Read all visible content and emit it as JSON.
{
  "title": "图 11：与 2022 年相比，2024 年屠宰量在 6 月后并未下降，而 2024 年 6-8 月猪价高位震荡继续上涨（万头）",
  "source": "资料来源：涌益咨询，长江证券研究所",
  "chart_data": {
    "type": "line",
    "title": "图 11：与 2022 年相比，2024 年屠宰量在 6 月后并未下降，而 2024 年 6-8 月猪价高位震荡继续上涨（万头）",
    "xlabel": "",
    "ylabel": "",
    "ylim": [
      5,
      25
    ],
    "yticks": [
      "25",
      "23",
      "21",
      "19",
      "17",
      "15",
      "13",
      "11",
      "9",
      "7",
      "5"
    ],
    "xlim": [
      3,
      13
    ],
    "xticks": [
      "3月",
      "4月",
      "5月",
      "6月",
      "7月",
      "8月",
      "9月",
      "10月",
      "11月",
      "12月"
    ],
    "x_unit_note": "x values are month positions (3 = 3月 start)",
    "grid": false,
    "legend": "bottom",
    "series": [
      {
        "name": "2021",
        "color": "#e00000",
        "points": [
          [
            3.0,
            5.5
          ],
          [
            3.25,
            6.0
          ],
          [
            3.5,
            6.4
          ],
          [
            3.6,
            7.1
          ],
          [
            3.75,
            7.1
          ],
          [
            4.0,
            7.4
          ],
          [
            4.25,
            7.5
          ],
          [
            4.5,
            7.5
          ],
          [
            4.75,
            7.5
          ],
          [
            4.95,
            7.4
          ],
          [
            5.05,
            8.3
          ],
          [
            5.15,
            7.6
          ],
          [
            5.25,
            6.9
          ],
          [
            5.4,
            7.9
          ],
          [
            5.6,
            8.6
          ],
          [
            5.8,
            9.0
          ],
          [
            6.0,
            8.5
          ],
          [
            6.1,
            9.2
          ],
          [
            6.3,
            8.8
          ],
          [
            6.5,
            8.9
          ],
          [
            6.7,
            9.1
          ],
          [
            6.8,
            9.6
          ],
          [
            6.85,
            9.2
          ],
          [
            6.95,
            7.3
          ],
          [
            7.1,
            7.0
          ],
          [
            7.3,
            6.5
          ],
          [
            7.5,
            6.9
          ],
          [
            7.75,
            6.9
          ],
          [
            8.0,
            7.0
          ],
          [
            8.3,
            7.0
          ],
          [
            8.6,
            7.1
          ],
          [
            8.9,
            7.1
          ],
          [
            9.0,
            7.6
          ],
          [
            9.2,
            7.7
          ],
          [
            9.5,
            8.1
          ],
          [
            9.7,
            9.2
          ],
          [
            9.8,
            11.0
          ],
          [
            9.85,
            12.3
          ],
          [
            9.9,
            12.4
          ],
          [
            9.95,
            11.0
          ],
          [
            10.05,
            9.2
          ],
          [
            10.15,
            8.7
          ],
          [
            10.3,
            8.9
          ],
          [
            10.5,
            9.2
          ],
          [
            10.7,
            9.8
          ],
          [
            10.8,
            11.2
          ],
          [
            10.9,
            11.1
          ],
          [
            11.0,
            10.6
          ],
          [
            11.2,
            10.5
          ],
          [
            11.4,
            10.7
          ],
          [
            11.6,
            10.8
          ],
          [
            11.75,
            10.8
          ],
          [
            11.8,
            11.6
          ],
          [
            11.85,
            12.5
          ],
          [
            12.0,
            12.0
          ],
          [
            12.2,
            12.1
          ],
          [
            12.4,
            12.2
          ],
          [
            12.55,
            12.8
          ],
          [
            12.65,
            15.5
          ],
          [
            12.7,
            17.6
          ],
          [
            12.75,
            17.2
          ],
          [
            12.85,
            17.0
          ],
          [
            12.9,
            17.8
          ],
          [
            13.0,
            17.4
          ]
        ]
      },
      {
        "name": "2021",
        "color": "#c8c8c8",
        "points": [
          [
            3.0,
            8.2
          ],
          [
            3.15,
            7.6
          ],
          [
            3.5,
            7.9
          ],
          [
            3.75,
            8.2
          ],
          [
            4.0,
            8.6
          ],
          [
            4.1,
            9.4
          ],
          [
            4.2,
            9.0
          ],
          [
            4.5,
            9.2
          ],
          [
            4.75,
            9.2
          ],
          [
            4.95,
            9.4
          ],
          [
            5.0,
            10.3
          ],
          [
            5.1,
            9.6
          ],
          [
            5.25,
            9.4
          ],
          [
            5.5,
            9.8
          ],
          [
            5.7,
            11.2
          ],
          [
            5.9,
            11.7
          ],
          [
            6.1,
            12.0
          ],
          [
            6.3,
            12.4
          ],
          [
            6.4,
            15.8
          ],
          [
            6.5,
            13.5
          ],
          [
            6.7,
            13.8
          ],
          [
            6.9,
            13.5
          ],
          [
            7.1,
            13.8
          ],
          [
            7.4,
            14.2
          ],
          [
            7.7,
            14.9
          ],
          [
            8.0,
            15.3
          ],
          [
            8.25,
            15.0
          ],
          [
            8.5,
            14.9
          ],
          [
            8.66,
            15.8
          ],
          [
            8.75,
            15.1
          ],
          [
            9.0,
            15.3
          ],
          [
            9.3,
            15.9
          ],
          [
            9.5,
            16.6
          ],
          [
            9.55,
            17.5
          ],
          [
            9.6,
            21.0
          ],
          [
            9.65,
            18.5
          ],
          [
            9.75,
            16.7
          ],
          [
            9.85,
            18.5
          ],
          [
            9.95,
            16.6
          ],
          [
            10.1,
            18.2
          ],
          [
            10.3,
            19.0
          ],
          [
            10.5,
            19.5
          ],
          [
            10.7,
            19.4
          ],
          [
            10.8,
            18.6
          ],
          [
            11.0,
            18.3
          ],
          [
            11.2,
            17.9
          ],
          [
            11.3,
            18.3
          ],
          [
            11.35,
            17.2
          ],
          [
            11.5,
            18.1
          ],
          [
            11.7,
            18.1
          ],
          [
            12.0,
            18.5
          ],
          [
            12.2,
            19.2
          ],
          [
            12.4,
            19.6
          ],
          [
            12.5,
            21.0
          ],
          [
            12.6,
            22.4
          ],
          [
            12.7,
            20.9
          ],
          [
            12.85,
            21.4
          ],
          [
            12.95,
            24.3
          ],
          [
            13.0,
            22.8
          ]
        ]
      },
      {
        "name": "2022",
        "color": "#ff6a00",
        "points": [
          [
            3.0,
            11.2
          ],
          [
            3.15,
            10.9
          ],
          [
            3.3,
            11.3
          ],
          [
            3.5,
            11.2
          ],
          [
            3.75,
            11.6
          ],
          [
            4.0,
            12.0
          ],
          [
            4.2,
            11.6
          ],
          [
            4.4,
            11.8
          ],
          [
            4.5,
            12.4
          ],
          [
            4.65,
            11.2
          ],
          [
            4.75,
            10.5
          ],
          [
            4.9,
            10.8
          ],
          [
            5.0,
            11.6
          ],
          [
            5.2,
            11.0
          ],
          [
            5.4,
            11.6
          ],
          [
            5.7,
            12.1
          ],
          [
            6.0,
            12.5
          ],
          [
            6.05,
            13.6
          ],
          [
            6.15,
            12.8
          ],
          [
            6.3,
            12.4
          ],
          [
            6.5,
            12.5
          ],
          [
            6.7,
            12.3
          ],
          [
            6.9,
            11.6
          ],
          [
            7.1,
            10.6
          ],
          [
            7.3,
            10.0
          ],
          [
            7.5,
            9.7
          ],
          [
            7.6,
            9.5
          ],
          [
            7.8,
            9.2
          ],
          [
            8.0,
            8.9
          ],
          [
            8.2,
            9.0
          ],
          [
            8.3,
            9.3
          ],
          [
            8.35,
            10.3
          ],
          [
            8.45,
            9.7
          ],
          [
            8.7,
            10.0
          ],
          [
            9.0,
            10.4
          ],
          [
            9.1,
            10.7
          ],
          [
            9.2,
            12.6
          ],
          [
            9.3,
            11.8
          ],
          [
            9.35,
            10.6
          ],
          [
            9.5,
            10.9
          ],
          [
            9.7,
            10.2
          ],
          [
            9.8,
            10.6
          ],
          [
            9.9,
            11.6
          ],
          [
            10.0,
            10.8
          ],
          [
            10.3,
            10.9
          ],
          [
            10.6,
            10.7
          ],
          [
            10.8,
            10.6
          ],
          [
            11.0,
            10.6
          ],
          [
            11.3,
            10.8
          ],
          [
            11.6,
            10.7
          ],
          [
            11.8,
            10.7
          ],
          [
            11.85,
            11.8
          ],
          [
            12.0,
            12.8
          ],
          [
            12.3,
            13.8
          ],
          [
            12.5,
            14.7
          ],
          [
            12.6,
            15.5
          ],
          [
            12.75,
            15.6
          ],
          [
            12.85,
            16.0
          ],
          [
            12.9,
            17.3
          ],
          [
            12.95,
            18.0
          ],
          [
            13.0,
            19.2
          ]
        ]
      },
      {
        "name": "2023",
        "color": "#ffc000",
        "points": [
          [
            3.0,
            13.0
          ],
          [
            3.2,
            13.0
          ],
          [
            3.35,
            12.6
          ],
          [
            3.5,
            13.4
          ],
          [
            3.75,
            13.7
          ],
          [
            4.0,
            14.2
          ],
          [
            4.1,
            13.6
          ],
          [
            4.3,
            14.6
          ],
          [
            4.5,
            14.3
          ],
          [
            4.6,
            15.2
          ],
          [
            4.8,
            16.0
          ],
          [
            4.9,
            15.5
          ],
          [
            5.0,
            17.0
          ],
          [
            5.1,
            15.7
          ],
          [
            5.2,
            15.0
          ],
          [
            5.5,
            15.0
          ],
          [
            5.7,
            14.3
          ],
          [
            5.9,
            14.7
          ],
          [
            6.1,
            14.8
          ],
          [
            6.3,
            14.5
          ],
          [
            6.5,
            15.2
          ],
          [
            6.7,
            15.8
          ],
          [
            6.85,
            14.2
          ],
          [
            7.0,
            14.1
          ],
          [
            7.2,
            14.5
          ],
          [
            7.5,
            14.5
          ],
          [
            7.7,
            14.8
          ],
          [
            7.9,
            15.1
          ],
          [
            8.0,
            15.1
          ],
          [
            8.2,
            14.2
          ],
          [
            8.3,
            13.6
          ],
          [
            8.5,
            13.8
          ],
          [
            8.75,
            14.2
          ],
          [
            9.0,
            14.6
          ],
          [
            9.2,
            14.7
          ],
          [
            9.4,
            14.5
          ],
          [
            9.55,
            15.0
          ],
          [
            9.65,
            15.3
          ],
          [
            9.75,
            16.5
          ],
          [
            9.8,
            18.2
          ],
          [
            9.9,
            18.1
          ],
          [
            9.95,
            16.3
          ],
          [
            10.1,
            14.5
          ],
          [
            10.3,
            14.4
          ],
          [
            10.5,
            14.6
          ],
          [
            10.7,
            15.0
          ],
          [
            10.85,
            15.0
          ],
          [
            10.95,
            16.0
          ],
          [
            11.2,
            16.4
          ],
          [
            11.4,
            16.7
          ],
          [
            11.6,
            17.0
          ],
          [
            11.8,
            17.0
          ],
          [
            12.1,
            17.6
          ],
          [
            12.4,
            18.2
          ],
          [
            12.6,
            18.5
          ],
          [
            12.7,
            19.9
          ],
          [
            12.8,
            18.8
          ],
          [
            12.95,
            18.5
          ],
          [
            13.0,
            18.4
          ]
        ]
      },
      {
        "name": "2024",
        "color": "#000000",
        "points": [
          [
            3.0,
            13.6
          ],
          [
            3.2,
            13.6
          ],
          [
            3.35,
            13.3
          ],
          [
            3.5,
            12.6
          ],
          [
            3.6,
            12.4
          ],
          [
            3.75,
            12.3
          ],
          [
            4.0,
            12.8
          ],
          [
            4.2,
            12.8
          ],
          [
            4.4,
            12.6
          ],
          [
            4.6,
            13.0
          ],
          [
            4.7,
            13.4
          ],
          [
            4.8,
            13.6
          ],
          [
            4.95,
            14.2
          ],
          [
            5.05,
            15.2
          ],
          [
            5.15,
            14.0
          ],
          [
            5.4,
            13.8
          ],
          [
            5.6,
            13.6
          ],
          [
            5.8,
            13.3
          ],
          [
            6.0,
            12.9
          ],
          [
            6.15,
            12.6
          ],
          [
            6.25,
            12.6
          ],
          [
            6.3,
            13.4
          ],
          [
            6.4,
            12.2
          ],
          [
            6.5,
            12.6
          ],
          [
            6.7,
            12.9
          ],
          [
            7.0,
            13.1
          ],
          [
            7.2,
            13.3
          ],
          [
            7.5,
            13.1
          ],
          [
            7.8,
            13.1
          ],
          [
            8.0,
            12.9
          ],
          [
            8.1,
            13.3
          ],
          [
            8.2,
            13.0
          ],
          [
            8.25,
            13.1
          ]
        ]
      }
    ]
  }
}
---
*PROBLEM REQUIREMENTS*.
Select the lines from the entries that include the word "name".

*SOLUTION FOR THIS TASK*.
        "name": "2021",
        "name": "2021",
        "name": "2022",
        "name": "2023",
        "name": "2024",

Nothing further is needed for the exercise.